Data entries
[Begin]

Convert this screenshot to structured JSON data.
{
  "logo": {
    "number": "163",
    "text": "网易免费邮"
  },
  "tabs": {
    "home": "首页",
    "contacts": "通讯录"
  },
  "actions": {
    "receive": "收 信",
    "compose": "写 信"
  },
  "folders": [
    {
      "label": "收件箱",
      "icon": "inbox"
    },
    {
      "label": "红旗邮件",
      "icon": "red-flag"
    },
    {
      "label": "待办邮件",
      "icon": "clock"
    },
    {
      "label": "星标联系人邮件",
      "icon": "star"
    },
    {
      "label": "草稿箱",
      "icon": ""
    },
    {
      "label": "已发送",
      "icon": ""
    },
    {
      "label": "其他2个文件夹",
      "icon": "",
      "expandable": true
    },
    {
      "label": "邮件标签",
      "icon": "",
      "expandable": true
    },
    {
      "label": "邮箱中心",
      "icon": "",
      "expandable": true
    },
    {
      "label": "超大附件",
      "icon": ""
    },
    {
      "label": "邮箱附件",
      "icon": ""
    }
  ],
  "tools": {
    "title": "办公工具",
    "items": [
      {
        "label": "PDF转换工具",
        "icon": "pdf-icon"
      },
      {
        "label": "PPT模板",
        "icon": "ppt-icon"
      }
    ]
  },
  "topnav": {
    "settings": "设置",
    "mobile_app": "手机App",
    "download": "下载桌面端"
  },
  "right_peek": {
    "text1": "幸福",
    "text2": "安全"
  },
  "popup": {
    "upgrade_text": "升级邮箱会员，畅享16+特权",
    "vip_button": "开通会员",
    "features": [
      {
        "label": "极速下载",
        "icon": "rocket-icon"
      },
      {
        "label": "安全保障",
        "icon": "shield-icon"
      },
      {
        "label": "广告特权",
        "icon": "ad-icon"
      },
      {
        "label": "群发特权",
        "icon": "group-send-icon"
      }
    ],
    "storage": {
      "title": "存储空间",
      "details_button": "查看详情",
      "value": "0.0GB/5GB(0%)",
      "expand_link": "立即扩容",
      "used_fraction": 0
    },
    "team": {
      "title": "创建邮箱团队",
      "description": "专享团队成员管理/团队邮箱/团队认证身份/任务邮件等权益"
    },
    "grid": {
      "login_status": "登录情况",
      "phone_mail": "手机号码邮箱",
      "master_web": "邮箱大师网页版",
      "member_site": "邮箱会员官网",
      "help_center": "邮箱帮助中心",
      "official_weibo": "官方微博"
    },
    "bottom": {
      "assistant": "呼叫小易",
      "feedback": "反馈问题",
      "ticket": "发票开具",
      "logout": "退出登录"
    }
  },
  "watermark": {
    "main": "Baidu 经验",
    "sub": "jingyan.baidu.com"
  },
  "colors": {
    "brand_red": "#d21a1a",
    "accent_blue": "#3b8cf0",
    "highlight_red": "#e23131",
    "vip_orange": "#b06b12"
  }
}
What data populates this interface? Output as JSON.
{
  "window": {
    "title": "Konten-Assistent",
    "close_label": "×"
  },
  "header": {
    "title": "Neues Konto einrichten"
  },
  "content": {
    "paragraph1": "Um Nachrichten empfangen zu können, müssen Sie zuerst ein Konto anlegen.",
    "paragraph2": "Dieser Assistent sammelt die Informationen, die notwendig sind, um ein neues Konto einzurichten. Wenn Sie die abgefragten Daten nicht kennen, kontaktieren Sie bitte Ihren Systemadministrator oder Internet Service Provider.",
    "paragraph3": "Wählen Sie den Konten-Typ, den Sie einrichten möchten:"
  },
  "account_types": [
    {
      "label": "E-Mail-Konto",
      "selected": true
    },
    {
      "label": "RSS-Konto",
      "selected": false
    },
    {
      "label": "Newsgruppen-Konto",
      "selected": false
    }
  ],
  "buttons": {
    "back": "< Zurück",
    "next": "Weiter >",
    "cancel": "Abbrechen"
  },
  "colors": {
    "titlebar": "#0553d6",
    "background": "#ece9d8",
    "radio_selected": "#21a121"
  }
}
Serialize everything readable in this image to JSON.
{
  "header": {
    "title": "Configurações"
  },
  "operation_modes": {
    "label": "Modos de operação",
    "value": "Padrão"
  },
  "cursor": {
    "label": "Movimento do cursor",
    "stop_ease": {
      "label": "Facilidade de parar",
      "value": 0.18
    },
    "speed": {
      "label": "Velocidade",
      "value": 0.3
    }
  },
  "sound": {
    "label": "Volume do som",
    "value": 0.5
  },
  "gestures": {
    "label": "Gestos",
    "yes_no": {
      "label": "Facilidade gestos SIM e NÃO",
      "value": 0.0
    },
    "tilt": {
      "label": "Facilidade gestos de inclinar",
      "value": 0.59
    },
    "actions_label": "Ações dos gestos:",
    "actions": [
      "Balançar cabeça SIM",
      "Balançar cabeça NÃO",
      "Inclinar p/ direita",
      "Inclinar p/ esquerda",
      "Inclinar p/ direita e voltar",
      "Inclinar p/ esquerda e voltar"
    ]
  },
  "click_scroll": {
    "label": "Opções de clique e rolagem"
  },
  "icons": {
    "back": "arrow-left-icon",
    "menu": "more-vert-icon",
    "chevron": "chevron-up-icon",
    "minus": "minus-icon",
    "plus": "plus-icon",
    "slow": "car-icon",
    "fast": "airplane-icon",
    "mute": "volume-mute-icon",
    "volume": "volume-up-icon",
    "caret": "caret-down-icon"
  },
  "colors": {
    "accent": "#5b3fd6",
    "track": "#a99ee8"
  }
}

[End]

◆ **Stated goal**:
Your task is to extract all of the records exactly.

◆ **Output for this task**:
Convert this screenshot to structured JSON data.
{
  "logo": {
    "number": "163",
    "text": "网易免费邮"
  },
  "tabs": {
    "home": "首页",
    "contacts": "通讯录"
  },
  "actions": {
    "receive": "收 信",
    "compose": "写 信"
  },
  "folders": [
    {
      "label": "收件箱",
      "icon": "inbox"
    },
    {
      "label": "红旗邮件",
      "icon": "red-flag"
    },
    {
      "label": "待办邮件",
      "icon": "clock"
    },
    {
      "label": "星标联系人邮件",
      "icon": "star"
    },
    {
      "label": "草稿箱",
      "icon": ""
    },
    {
      "label": "已发送",
      "icon": ""
    },
    {
      "label": "其他2个文件夹",
      "icon": "",
      "expandable": true
    },
    {
      "label": "邮件标签",
      "icon": "",
      "expandable": true
    },
    {
      "label": "邮箱中心",
      "icon": "",
      "expandable": true
    },
    {
      "label": "超大附件",
      "icon": ""
    },
    {
      "label": "邮箱附件",
      "icon": ""
    }
  ],
  "tools": {
    "title": "办公工具",
    "items": [
      {
        "label": "PDF转换工具",
        "icon": "pdf-icon"
      },
      {
        "label": "PPT模板",
        "icon": "ppt-icon"
      }
    ]
  },
  "topnav": {
    "settings": "设置",
    "mobile_app": "手机App",
    "download": "下载桌面端"
  },
  "right_peek": {
    "text1": "幸福",
    "text2": "安全"
  },
  "popup": {
    "upgrade_text": "升级邮箱会员，畅享16+特权",
    "vip_button": "开通会员",
    "features": [
      {
        "label": "极速下载",
        "icon": "rocket-icon"
      },
      {
        "label": "安全保障",
        "icon": "shield-icon"
      },
      {
        "label": "广告特权",
        "icon": "ad-icon"
      },
      {
        "label": "群发特权",
        "icon": "group-send-icon"
      }
    ],
    "storage": {
      "title": "存储空间",
      "details_button": "查看详情",
      "value": "0.0GB/5GB(0%)",
      "expand_link": "立即扩容",
      "used_fraction": 0
    },
    "team": {
      "title": "创建邮箱团队",
      "description": "专享团队成员管理/团队邮箱/团队认证身份/任务邮件等权益"
    },
    "grid": {
      "login_status": "登录情况",
      "phone_mail": "手机号码邮箱",
      "master_web": "邮箱大师网页版",
      "member_site": "邮箱会员官网",
      "help_center": "邮箱帮助中心",
      "official_weibo": "官方微博"
    },
    "bottom": {
      "assistant": "呼叫小易",
      "feedback": "反馈问题",
      "ticket": "发票开具",
      "logout": "退出登录"
    }
  },
  "watermark": {
    "main": "Baidu 经验",
    "sub": "jingyan.baidu.com"
  },
  "colors": {
    "brand_red": "#d21a1a",
    "accent_blue": "#3b8cf0",
    "highlight_red": "#e23131",
    "vip_orange": "#b06b12"
  }
}
What data populates this interface? Output as JSON.
{
  "window": {
    "title": "Konten-Assistent",
    "close_label": "×"
  },
  "header": {
    "title": "Neues Konto einrichten"
  },
  "content": {
    "paragraph1": "Um Nachrichten empfangen zu können, müssen Sie zuerst ein Konto anlegen.",
    "paragraph2": "Dieser Assistent sammelt die Informationen, die notwendig sind, um ein neues Konto einzurichten. Wenn Sie die abgefragten Daten nicht kennen, kontaktieren Sie bitte Ihren Systemadministrator oder Internet Service Provider.",
    "paragraph3": "Wählen Sie den Konten-Typ, den Sie einrichten möchten:"
  },
  "account_types": [
    {
      "label": "E-Mail-Konto",
      "selected": true
    },
    {
      "label": "RSS-Konto",
      "selected": false
    },
    {
      "label": "Newsgruppen-Konto",
      "selected": false
    }
  ],
  "buttons": {
    "back": "< Zurück",
    "next": "Weiter >",
    "cancel": "Abbrechen"
  },
  "colors": {
    "titlebar": "#0553d6",
    "background": "#ece9d8",
    "radio_selected": "#21a121"
  }
}
Serialize everything readable in this image to JSON.
{
  "header": {
    "title": "Configurações"
  },
  "operation_modes": {
    "label": "Modos de operação",
    "value": "Padrão"
  },
  "cursor": {
    "label": "Movimento do cursor",
    "stop_ease": {
      "label": "Facilidade de parar",
      "value": 0.18
    },
    "speed": {
      "label": "Velocidade",
      "value": 0.3
    }
  },
  "sound": {
    "label": "Volume do som",
    "value": 0.5
  },
  "gestures": {
    "label": "Gestos",
    "yes_no": {
      "label": "Facilidade gestos SIM e NÃO",
      "value": 0.0
    },
    "tilt": {
      "label": "Facilidade gestos de inclinar",
      "value": 0.59
    },
    "actions_label": "Ações dos gestos:",
    "actions": [
      "Balançar cabeça SIM",
      "Balançar cabeça NÃO",
      "Inclinar p/ direita",
      "Inclinar p/ esquerda",
      "Inclinar p/ direita e voltar",
      "Inclinar p/ esquerda e voltar"
    ]
  },
  "click_scroll": {
    "label": "Opções de clique e rolagem"
  },
  "icons": {
    "back": "arrow-left-icon",
    "menu": "more-vert-icon",
    "chevron": "chevron-up-icon",
    "minus": "minus-icon",
    "plus": "plus-icon",
    "slow": "car-icon",
    "fast": "airplane-icon",
    "mute": "volume-mute-icon",
    "volume": "volume-up-icon",
    "caret": "caret-down-icon"
  },
  "colors": {
    "accent": "#5b3fd6",
    "track": "#a99ee8"
  }
}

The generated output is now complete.